··· Records to process ···

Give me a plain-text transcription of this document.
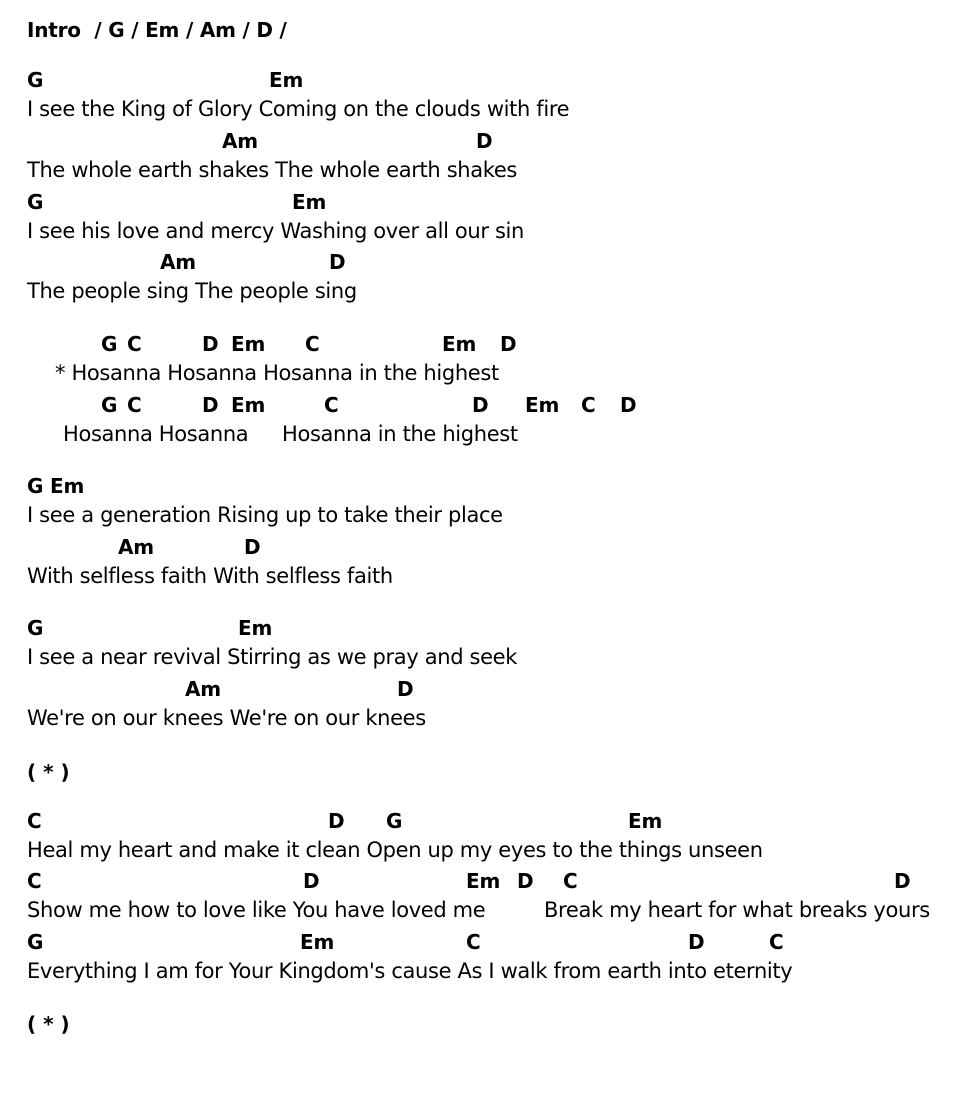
Intro  / G / Em / Am / D /
G	Em
I see the King of Glory Coming on the clouds with fire
Am	D
The whole earth shakes The whole earth shakes
G	Em
I see his love and mercy Washing over all our sin
Am	D
The people sing The people sing
G C	D Em C	Em D
* Hosanna Hosanna Hosanna in the highest
G C	D Em	C	D Em C D
Hosanna Hosanna Hosanna in the highest
G Em
I see a generation Rising up to take their place
Am	D
With selfless faith With selfless faith
G	Em
I see a near revival Stirring as we pray and seek
Am	D
We're on our knees We're on our knees
( * )
C	D G	Em
Heal my heart and make it clean Open up my eyes to the things unseen
C	D	Em D C	D
Show me how to love like You have loved me	Break my heart for what breaks yours
G	Em	C	D	C
Everything I am for Your Kingdom's cause As I walk from earth into eternity
( * )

···

## Instruction
Copy each line of the records precisely and drop any images they hold.

## Solution to this problem
Give me a plain-text transcription of this document.
Intro  / G / Em / Am / D /
G	Em
I see the King of Glory Coming on the clouds with fire
Am	D
The whole earth shakes The whole earth shakes
G	Em
I see his love and mercy Washing over all our sin
Am	D
The people sing The people sing
G C	D Em C	Em D
* Hosanna Hosanna Hosanna in the highest
G C	D Em	C	D Em C D
Hosanna Hosanna Hosanna in the highest
G Em
I see a generation Rising up to take their place
Am	D
With selfless faith With selfless faith
G	Em
I see a near revival Stirring as we pray and seek
Am	D
We're on our knees We're on our knees
( * )
C	D G	Em
Heal my heart and make it clean Open up my eyes to the things unseen
C	D	Em D C	D
Show me how to love like You have loved me	Break my heart for what breaks yours
G	Em	C	D	C
Everything I am for Your Kingdom's cause As I walk from earth into eternity
( * )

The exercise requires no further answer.